» **Your instructions**
Locate each line holding the string "rankings" and copy it.

» **Data for this exercise**
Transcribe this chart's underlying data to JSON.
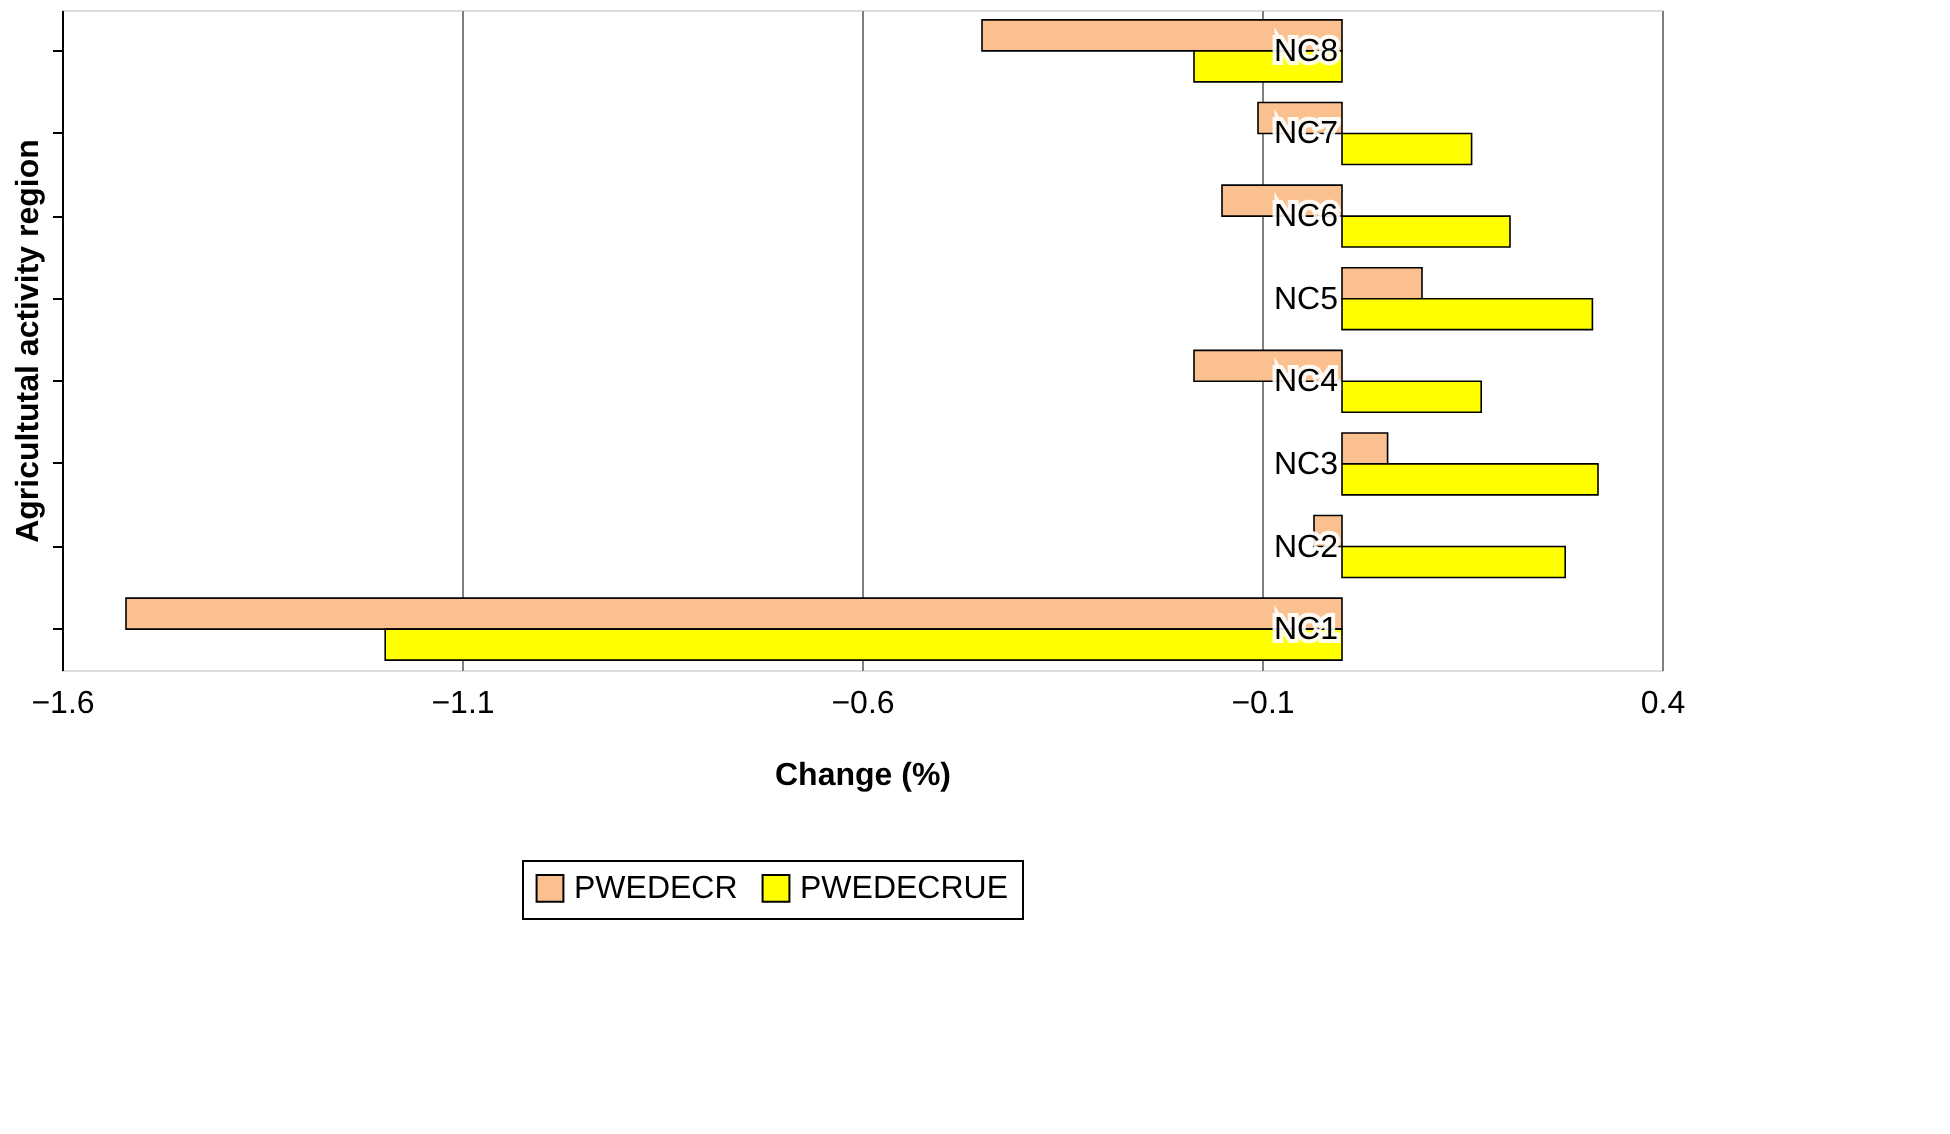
{
  "chart_data": {
    "type": "bar",
    "orientation": "horizontal",
    "xlabel": "Change (%)",
    "ylabel": "Agricultutal activity region",
    "categories": [
      "NC8",
      "NC7",
      "NC6",
      "NC5",
      "NC4",
      "NC3",
      "NC2",
      "NC1"
    ],
    "series": [
      {
        "name": "PWEDECR",
        "color": "#fac090",
        "values": [
          -0.45,
          -0.105,
          -0.15,
          0.1,
          -0.185,
          0.057,
          -0.035,
          -1.52
        ]
      },
      {
        "name": "PWEDECRUE",
        "color": "#ffff00",
        "values": [
          -0.185,
          0.162,
          0.21,
          0.313,
          0.174,
          0.32,
          0.279,
          -1.196
        ]
      }
    ],
    "xlim": [
      -1.6,
      0.4
    ],
    "xticks": [
      -1.6,
      -1.1,
      -0.6,
      -0.1,
      0.4
    ],
    "grid": "x",
    "legend": "bottom"
  }
}
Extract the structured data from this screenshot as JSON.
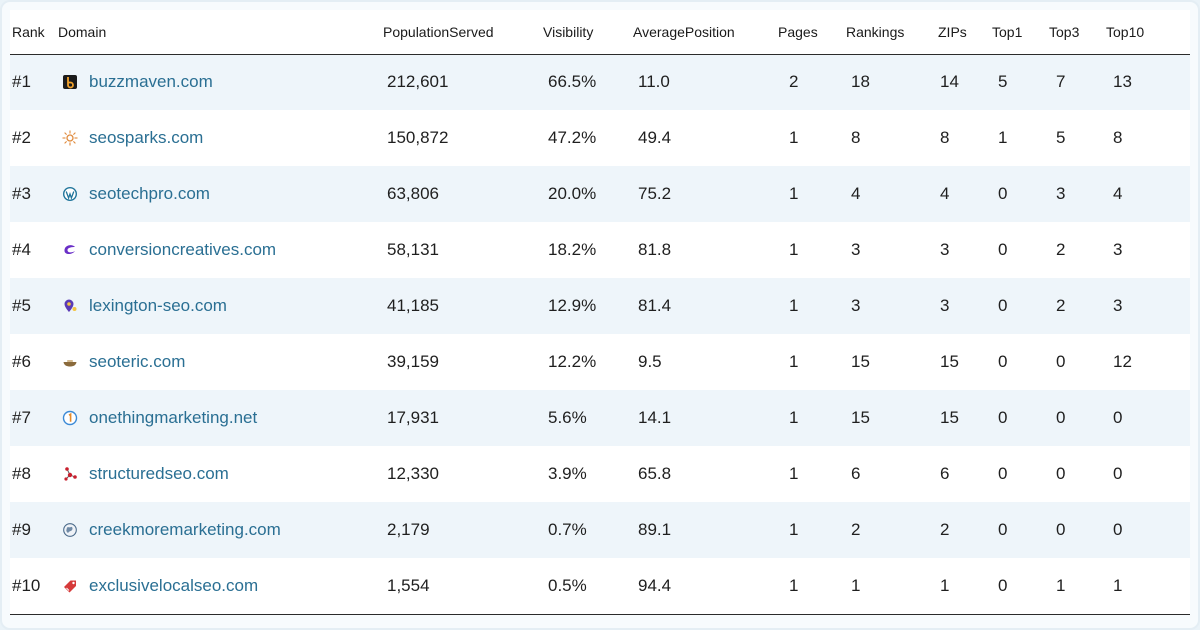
{
  "table": {
    "headers": {
      "rank": "Rank",
      "domain": "Domain",
      "population": "PopulationServed",
      "visibility": "Visibility",
      "avg_position": "AveragePosition",
      "pages": "Pages",
      "rankings": "Rankings",
      "zips": "ZIPs",
      "top1": "Top1",
      "top3": "Top3",
      "top10": "Top10"
    },
    "rows": [
      {
        "rank": "#1",
        "domain": "buzzmaven.com",
        "favicon": "buzzmaven-logo-icon",
        "population": "212,601",
        "visibility": "66.5%",
        "avg_position": "11.0",
        "pages": "2",
        "rankings": "18",
        "zips": "14",
        "top1": "5",
        "top3": "7",
        "top10": "13"
      },
      {
        "rank": "#2",
        "domain": "seosparks.com",
        "favicon": "sun-spark-icon",
        "population": "150,872",
        "visibility": "47.2%",
        "avg_position": "49.4",
        "pages": "1",
        "rankings": "8",
        "zips": "8",
        "top1": "1",
        "top3": "5",
        "top10": "8"
      },
      {
        "rank": "#3",
        "domain": "seotechpro.com",
        "favicon": "wordpress-icon",
        "population": "63,806",
        "visibility": "20.0%",
        "avg_position": "75.2",
        "pages": "1",
        "rankings": "4",
        "zips": "4",
        "top1": "0",
        "top3": "3",
        "top10": "4"
      },
      {
        "rank": "#4",
        "domain": "conversioncreatives.com",
        "favicon": "swirl-c-icon",
        "population": "58,131",
        "visibility": "18.2%",
        "avg_position": "81.8",
        "pages": "1",
        "rankings": "3",
        "zips": "3",
        "top1": "0",
        "top3": "2",
        "top10": "3"
      },
      {
        "rank": "#5",
        "domain": "lexington-seo.com",
        "favicon": "location-pin-icon",
        "population": "41,185",
        "visibility": "12.9%",
        "avg_position": "81.4",
        "pages": "1",
        "rankings": "3",
        "zips": "3",
        "top1": "0",
        "top3": "2",
        "top10": "3"
      },
      {
        "rank": "#6",
        "domain": "seoteric.com",
        "favicon": "bowl-icon",
        "population": "39,159",
        "visibility": "12.2%",
        "avg_position": "9.5",
        "pages": "1",
        "rankings": "15",
        "zips": "15",
        "top1": "0",
        "top3": "0",
        "top10": "12"
      },
      {
        "rank": "#7",
        "domain": "onethingmarketing.net",
        "favicon": "circle-one-icon",
        "population": "17,931",
        "visibility": "5.6%",
        "avg_position": "14.1",
        "pages": "1",
        "rankings": "15",
        "zips": "15",
        "top1": "0",
        "top3": "0",
        "top10": "0"
      },
      {
        "rank": "#8",
        "domain": "structuredseo.com",
        "favicon": "network-nodes-icon",
        "population": "12,330",
        "visibility": "3.9%",
        "avg_position": "65.8",
        "pages": "1",
        "rankings": "6",
        "zips": "6",
        "top1": "0",
        "top3": "0",
        "top10": "0"
      },
      {
        "rank": "#9",
        "domain": "creekmoremarketing.com",
        "favicon": "globe-icon",
        "population": "2,179",
        "visibility": "0.7%",
        "avg_position": "89.1",
        "pages": "1",
        "rankings": "2",
        "zips": "2",
        "top1": "0",
        "top3": "0",
        "top10": "0"
      },
      {
        "rank": "#10",
        "domain": "exclusivelocalseo.com",
        "favicon": "tag-icon",
        "population": "1,554",
        "visibility": "0.5%",
        "avg_position": "94.4",
        "pages": "1",
        "rankings": "1",
        "zips": "1",
        "top1": "0",
        "top3": "1",
        "top10": "1"
      }
    ]
  },
  "colors": {
    "link": "#2a6f93",
    "row_alt": "#eef5fa",
    "rule": "#2b2b2b"
  }
}
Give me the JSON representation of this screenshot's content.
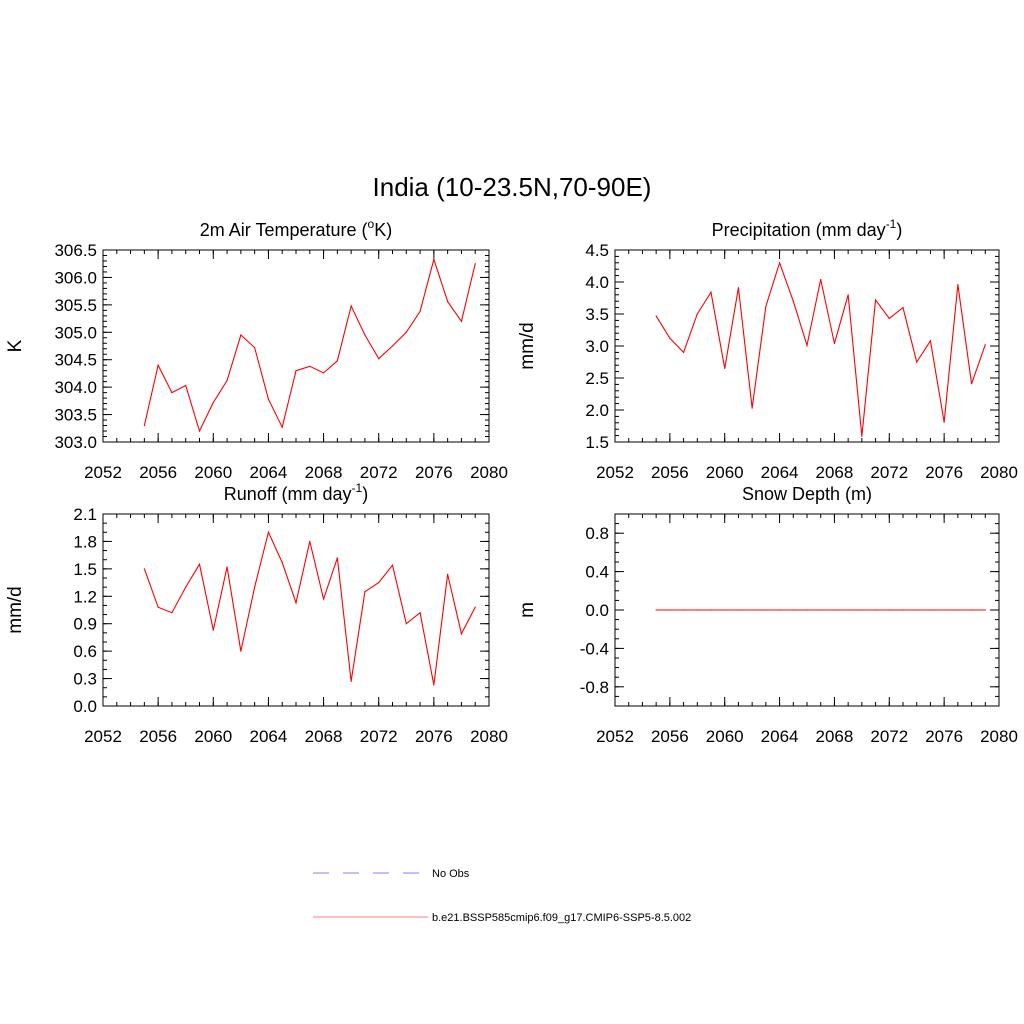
{
  "title": "India (10-23.5N,70-90E)",
  "colors": {
    "model": "#ff0000",
    "obs": "#9999ff",
    "legend_model": "#ff9999"
  },
  "legend": {
    "obs_label": "No Obs",
    "model_label": "b.e21.BSSP585cmip6.f09_g17.CMIP6-SSP5-8.5.002"
  },
  "chart_data": [
    {
      "type": "line",
      "title": "2m Air Temperature (°K)",
      "title_text": "2m Air Temperature (",
      "title_sup": "o",
      "title_end": "K)",
      "ylabel": "K",
      "xlim": [
        2052,
        2080
      ],
      "ylim": [
        303.0,
        306.5
      ],
      "xticks": [
        2052,
        2056,
        2060,
        2064,
        2068,
        2072,
        2076,
        2080
      ],
      "yticks": [
        "303.0",
        "303.5",
        "304.0",
        "304.5",
        "305.0",
        "305.5",
        "306.0",
        "306.5"
      ],
      "yminor": 0.1,
      "x": [
        2055,
        2056,
        2057,
        2058,
        2059,
        2060,
        2061,
        2062,
        2063,
        2064,
        2065,
        2066,
        2067,
        2068,
        2069,
        2070,
        2071,
        2072,
        2073,
        2074,
        2075,
        2076,
        2077,
        2078,
        2079
      ],
      "series": [
        {
          "name": "b.e21.BSSP585cmip6.f09_g17.CMIP6-SSP5-8.5.002",
          "values": [
            303.3,
            304.4,
            303.9,
            304.03,
            303.2,
            303.72,
            304.12,
            304.95,
            304.72,
            303.78,
            303.27,
            304.3,
            304.38,
            304.26,
            304.48,
            305.48,
            304.95,
            304.52,
            304.75,
            305.0,
            305.38,
            306.33,
            305.56,
            305.2,
            306.25
          ]
        }
      ]
    },
    {
      "type": "line",
      "title": "Precipitation (mm day-1)",
      "title_text": "Precipitation (mm day",
      "title_sup": "-1",
      "title_end": ")",
      "ylabel": "mm/d",
      "xlim": [
        2052,
        2080
      ],
      "ylim": [
        1.5,
        4.5
      ],
      "xticks": [
        2052,
        2056,
        2060,
        2064,
        2068,
        2072,
        2076,
        2080
      ],
      "yticks": [
        "1.5",
        "2.0",
        "2.5",
        "3.0",
        "3.5",
        "4.0",
        "4.5"
      ],
      "yminor": 0.1,
      "x": [
        2055,
        2056,
        2057,
        2058,
        2059,
        2060,
        2061,
        2062,
        2063,
        2064,
        2065,
        2066,
        2067,
        2068,
        2069,
        2070,
        2071,
        2072,
        2073,
        2074,
        2075,
        2076,
        2077,
        2078,
        2079
      ],
      "series": [
        {
          "name": "b.e21.BSSP585cmip6.f09_g17.CMIP6-SSP5-8.5.002",
          "values": [
            3.47,
            3.12,
            2.9,
            3.5,
            3.84,
            2.65,
            3.91,
            2.03,
            3.62,
            4.3,
            3.7,
            3.01,
            4.04,
            3.04,
            3.8,
            1.59,
            3.72,
            3.43,
            3.6,
            2.75,
            3.08,
            1.81,
            3.96,
            2.41,
            3.02
          ]
        }
      ]
    },
    {
      "type": "line",
      "title": "Runoff (mm day-1)",
      "title_text": "Runoff (mm day",
      "title_sup": "-1",
      "title_end": ")",
      "ylabel": "mm/d",
      "xlim": [
        2052,
        2080
      ],
      "ylim": [
        0.0,
        2.1
      ],
      "xticks": [
        2052,
        2056,
        2060,
        2064,
        2068,
        2072,
        2076,
        2080
      ],
      "yticks": [
        "0.0",
        "0.3",
        "0.6",
        "0.9",
        "1.2",
        "1.5",
        "1.8",
        "2.1"
      ],
      "yminor": 0.1,
      "x": [
        2055,
        2056,
        2057,
        2058,
        2059,
        2060,
        2061,
        2062,
        2063,
        2064,
        2065,
        2066,
        2067,
        2068,
        2069,
        2070,
        2071,
        2072,
        2073,
        2074,
        2075,
        2076,
        2077,
        2078,
        2079
      ],
      "series": [
        {
          "name": "b.e21.BSSP585cmip6.f09_g17.CMIP6-SSP5-8.5.002",
          "values": [
            1.5,
            1.08,
            1.02,
            1.3,
            1.55,
            0.83,
            1.52,
            0.6,
            1.3,
            1.9,
            1.57,
            1.13,
            1.8,
            1.17,
            1.62,
            0.27,
            1.25,
            1.35,
            1.54,
            0.9,
            1.02,
            0.23,
            1.44,
            0.79,
            1.08
          ]
        }
      ]
    },
    {
      "type": "line",
      "title": "Snow Depth (m)",
      "title_text": "Snow Depth (m)",
      "title_sup": "",
      "title_end": "",
      "ylabel": "m",
      "xlim": [
        2052,
        2080
      ],
      "ylim": [
        -1.0,
        1.0
      ],
      "xticks": [
        2052,
        2056,
        2060,
        2064,
        2068,
        2072,
        2076,
        2080
      ],
      "yticks": [
        "-0.8",
        "-0.4",
        "0.0",
        "0.4",
        "0.8"
      ],
      "yminor": 0.1,
      "x": [
        2055,
        2056,
        2057,
        2058,
        2059,
        2060,
        2061,
        2062,
        2063,
        2064,
        2065,
        2066,
        2067,
        2068,
        2069,
        2070,
        2071,
        2072,
        2073,
        2074,
        2075,
        2076,
        2077,
        2078,
        2079
      ],
      "series": [
        {
          "name": "b.e21.BSSP585cmip6.f09_g17.CMIP6-SSP5-8.5.002",
          "values": [
            0,
            0,
            0,
            0,
            0,
            0,
            0,
            0,
            0,
            0,
            0,
            0,
            0,
            0,
            0,
            0,
            0,
            0,
            0,
            0,
            0,
            0,
            0,
            0,
            0
          ]
        }
      ]
    }
  ]
}
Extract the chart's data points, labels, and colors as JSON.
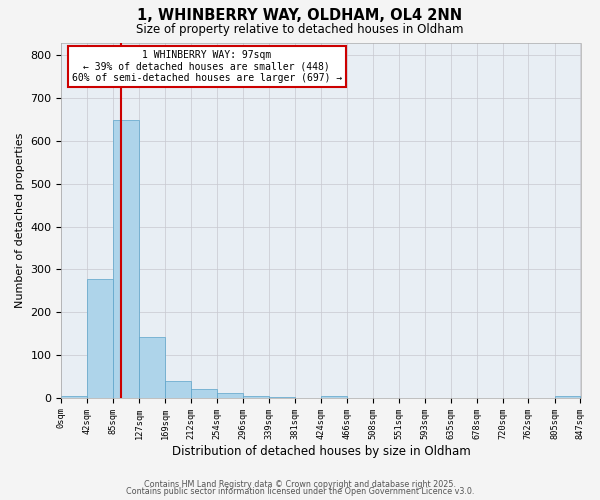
{
  "title": "1, WHINBERRY WAY, OLDHAM, OL4 2NN",
  "subtitle": "Size of property relative to detached houses in Oldham",
  "xlabel": "Distribution of detached houses by size in Oldham",
  "ylabel": "Number of detached properties",
  "bin_edges": [
    0,
    42,
    85,
    127,
    169,
    212,
    254,
    296,
    339,
    381,
    424,
    466,
    508,
    551,
    593,
    635,
    678,
    720,
    762,
    805,
    847
  ],
  "bar_heights": [
    5,
    278,
    648,
    143,
    38,
    20,
    10,
    5,
    2,
    0,
    5,
    0,
    0,
    0,
    0,
    0,
    0,
    0,
    0,
    3
  ],
  "bar_color": "#aed4ea",
  "bar_edgecolor": "#5ba3c9",
  "vline_x": 97,
  "vline_color": "#cc0000",
  "ylim": [
    0,
    830
  ],
  "yticks": [
    0,
    100,
    200,
    300,
    400,
    500,
    600,
    700,
    800
  ],
  "tick_labels": [
    "0sqm",
    "42sqm",
    "85sqm",
    "127sqm",
    "169sqm",
    "212sqm",
    "254sqm",
    "296sqm",
    "339sqm",
    "381sqm",
    "424sqm",
    "466sqm",
    "508sqm",
    "551sqm",
    "593sqm",
    "635sqm",
    "678sqm",
    "720sqm",
    "762sqm",
    "805sqm",
    "847sqm"
  ],
  "annotation_title": "1 WHINBERRY WAY: 97sqm",
  "annotation_line1": "← 39% of detached houses are smaller (448)",
  "annotation_line2": "60% of semi-detached houses are larger (697) →",
  "annotation_box_edgecolor": "#cc0000",
  "footer_line1": "Contains HM Land Registry data © Crown copyright and database right 2025.",
  "footer_line2": "Contains public sector information licensed under the Open Government Licence v3.0.",
  "bg_color": "#f4f4f4",
  "plot_bg_color": "#e8eef4"
}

» **The answer**
      "rankings": "Rankings",
        "rankings": "18",
        "rankings": "8",
        "rankings": "4",
        "rankings": "3",
        "rankings": "3",
        "rankings": "15",
        "rankings": "15",
        "rankings": "6",
        "rankings": "2",
        "rankings": "1",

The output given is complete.